DIRECTIONS | Your copy of the material below should match it exactly, except that it holds no pictures.

#### STORED ROWS

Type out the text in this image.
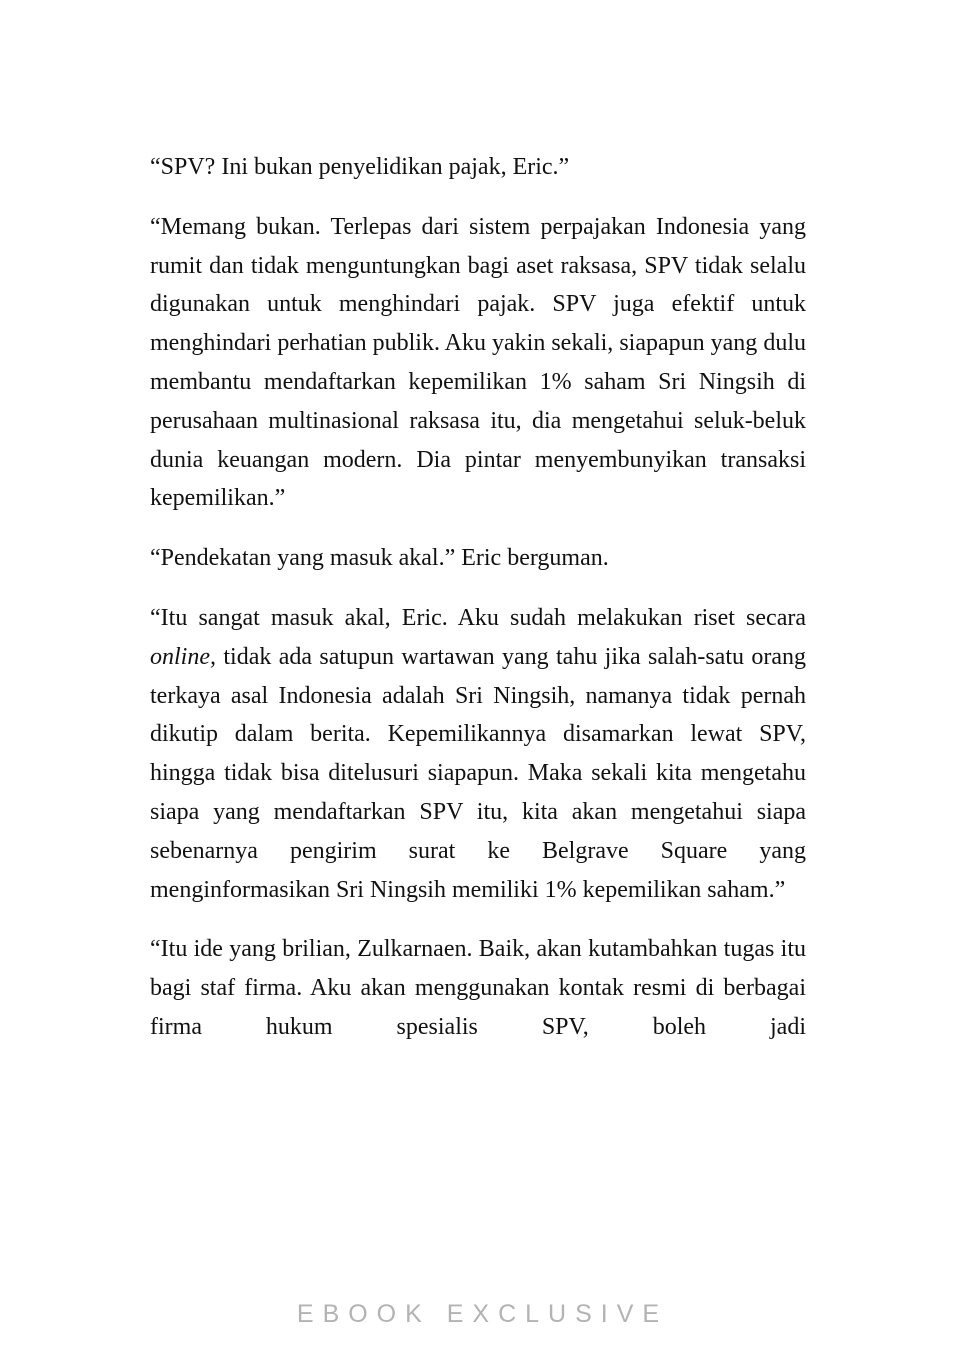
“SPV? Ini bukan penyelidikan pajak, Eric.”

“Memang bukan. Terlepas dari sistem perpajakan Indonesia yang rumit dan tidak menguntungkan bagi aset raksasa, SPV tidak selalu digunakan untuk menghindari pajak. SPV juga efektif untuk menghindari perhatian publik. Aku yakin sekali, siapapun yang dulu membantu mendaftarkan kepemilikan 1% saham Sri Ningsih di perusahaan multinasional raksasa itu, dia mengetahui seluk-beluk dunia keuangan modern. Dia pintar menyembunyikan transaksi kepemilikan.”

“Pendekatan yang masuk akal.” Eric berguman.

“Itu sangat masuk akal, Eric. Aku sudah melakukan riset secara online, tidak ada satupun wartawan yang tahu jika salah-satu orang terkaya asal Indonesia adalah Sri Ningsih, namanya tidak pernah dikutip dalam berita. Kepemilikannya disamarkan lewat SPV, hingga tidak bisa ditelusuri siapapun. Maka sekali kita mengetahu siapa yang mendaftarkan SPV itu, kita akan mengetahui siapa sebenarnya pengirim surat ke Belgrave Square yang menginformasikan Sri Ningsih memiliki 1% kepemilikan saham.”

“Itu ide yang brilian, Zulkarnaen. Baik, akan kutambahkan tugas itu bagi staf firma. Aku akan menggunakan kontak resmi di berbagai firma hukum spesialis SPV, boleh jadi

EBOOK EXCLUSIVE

########

REPLY |
Type out the text in this image.
“SPV? Ini bukan penyelidikan pajak, Eric.”

“Memang bukan. Terlepas dari sistem perpajakan Indonesia yang rumit dan tidak menguntungkan bagi aset raksasa, SPV tidak selalu digunakan untuk menghindari pajak. SPV juga efektif untuk menghindari perhatian publik. Aku yakin sekali, siapapun yang dulu membantu mendaftarkan kepemilikan 1% saham Sri Ningsih di perusahaan multinasional raksasa itu, dia mengetahui seluk-beluk dunia keuangan modern. Dia pintar menyembunyikan transaksi kepemilikan.”

“Pendekatan yang masuk akal.” Eric berguman.

“Itu sangat masuk akal, Eric. Aku sudah melakukan riset secara online, tidak ada satupun wartawan yang tahu jika salah-satu orang terkaya asal Indonesia adalah Sri Ningsih, namanya tidak pernah dikutip dalam berita. Kepemilikannya disamarkan lewat SPV, hingga tidak bisa ditelusuri siapapun. Maka sekali kita mengetahu siapa yang mendaftarkan SPV itu, kita akan mengetahui siapa sebenarnya pengirim surat ke Belgrave Square yang menginformasikan Sri Ningsih memiliki 1% kepemilikan saham.”

“Itu ide yang brilian, Zulkarnaen. Baik, akan kutambahkan tugas itu bagi staf firma. Aku akan menggunakan kontak resmi di berbagai firma hukum spesialis SPV, boleh jadi

EBOOK EXCLUSIVE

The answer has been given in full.